# [WHAT THE TASK ASKS]
Give only the number of lines that include the string "数据来源".

# [ENTRIES SUPPLIED]
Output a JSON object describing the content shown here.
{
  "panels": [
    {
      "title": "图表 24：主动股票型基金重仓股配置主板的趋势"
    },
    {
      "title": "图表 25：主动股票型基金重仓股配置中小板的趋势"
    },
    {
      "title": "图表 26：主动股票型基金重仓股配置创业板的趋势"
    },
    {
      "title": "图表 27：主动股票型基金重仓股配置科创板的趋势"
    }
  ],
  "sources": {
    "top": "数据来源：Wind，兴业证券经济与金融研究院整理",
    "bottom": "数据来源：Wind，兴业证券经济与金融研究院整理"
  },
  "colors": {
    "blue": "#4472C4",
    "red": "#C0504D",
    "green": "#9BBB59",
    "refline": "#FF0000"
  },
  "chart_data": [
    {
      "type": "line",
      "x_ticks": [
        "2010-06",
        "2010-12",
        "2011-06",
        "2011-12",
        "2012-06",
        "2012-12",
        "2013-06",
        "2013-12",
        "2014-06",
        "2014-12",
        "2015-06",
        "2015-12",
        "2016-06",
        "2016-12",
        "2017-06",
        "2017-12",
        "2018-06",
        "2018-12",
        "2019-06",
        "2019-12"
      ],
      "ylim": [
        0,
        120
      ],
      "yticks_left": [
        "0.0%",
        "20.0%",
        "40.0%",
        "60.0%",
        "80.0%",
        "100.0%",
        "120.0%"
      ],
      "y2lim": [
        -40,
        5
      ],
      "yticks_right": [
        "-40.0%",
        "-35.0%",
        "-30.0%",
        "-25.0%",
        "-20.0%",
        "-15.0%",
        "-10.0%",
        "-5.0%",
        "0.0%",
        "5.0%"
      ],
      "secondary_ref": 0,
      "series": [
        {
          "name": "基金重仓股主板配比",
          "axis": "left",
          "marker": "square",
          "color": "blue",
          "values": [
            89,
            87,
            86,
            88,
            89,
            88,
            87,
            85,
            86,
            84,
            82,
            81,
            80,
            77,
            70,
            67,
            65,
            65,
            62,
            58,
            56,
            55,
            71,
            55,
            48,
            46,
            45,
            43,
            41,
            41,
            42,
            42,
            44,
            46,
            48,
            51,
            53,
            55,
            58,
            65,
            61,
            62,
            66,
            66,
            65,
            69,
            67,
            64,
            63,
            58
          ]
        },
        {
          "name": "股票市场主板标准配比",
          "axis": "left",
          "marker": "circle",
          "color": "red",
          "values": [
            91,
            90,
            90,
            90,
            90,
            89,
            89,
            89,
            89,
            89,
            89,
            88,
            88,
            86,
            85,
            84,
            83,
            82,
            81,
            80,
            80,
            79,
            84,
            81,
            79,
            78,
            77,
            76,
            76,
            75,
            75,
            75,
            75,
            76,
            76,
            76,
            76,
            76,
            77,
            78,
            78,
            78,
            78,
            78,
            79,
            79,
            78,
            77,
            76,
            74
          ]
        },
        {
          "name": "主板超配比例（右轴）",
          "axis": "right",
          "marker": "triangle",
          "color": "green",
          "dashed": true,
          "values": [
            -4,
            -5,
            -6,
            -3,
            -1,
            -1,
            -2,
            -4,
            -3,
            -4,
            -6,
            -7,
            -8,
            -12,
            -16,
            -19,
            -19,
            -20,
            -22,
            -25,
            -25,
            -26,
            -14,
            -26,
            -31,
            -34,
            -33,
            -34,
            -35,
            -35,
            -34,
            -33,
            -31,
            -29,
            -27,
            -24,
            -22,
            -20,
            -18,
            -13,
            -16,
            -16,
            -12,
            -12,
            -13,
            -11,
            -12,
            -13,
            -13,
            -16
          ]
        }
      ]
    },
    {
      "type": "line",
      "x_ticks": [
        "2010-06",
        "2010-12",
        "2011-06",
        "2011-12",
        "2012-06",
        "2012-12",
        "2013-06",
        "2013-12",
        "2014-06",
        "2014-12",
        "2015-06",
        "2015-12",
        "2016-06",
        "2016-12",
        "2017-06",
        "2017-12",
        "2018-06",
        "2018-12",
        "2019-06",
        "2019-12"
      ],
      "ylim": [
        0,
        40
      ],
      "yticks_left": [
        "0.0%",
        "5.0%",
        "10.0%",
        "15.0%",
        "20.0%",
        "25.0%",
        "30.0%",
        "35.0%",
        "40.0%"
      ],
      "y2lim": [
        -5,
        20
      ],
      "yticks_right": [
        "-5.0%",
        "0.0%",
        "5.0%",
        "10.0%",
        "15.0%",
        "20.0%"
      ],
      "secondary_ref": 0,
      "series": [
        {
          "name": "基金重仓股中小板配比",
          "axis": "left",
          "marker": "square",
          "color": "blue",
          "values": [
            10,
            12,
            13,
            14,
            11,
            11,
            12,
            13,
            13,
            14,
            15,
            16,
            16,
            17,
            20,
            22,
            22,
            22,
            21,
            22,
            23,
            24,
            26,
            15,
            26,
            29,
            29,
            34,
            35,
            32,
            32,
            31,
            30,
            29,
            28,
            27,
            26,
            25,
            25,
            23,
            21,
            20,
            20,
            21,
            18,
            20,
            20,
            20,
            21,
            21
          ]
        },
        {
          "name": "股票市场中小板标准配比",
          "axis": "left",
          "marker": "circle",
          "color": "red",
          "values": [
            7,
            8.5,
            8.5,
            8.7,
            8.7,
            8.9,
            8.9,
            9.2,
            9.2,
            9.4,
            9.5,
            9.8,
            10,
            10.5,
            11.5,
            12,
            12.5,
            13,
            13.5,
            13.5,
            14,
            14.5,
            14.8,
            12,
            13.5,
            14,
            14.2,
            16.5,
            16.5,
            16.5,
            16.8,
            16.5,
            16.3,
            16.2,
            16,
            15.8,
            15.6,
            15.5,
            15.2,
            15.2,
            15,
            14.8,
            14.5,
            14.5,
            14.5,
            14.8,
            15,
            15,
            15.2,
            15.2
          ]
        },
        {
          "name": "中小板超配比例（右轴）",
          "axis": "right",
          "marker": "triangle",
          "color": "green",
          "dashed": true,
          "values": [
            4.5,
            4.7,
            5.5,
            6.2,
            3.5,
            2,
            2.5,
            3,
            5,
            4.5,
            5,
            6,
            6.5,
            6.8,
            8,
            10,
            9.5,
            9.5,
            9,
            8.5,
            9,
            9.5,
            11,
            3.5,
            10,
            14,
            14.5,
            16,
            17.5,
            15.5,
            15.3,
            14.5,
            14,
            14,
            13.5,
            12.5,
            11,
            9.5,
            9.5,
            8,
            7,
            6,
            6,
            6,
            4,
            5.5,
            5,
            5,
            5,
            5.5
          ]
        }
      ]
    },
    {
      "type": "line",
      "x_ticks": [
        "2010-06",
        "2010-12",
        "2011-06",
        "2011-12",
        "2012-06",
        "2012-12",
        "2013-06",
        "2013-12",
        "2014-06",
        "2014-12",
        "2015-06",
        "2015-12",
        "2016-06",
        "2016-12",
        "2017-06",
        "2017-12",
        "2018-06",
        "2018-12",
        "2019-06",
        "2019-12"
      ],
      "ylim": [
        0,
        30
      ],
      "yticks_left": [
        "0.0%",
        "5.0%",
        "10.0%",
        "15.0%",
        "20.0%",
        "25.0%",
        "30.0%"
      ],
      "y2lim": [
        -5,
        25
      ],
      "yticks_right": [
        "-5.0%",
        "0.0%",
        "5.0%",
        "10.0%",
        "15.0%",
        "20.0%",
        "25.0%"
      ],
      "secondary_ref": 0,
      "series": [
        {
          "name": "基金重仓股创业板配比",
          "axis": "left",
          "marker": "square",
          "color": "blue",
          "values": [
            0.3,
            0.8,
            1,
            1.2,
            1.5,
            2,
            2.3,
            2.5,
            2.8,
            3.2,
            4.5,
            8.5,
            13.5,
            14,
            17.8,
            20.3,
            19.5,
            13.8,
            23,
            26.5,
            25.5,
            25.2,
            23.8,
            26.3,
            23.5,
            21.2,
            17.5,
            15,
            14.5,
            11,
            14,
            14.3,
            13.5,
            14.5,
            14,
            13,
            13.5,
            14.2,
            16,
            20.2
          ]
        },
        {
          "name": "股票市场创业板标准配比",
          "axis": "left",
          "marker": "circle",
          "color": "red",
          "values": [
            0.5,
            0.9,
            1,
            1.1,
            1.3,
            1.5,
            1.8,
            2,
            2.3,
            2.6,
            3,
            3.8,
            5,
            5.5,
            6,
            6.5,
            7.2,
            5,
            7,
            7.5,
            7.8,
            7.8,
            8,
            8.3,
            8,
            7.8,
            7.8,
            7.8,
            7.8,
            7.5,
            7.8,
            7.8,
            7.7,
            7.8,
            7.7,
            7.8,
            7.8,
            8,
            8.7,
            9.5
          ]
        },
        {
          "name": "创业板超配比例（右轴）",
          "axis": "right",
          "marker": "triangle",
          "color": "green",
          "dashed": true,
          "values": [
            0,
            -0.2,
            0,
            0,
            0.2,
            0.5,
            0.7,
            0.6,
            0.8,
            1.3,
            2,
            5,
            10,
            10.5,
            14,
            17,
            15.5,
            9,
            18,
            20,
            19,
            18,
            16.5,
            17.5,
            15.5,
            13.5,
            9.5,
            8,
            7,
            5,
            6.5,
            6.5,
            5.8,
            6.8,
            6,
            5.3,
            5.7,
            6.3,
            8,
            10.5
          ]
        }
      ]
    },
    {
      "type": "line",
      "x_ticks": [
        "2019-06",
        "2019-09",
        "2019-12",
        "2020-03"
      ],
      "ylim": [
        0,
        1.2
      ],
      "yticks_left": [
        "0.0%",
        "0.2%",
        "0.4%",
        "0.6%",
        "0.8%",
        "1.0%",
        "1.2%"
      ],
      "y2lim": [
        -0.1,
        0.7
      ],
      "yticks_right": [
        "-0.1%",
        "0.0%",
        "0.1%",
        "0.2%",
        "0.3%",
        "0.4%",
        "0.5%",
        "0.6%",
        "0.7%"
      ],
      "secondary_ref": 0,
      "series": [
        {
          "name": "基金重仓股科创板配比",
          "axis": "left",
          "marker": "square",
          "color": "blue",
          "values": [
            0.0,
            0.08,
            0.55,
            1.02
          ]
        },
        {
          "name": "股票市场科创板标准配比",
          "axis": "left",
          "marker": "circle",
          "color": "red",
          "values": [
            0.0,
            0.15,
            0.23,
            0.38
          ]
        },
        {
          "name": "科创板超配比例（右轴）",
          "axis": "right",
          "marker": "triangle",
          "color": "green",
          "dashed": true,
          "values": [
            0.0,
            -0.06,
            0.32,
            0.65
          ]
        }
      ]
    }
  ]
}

# [WRITTEN REPLY]
2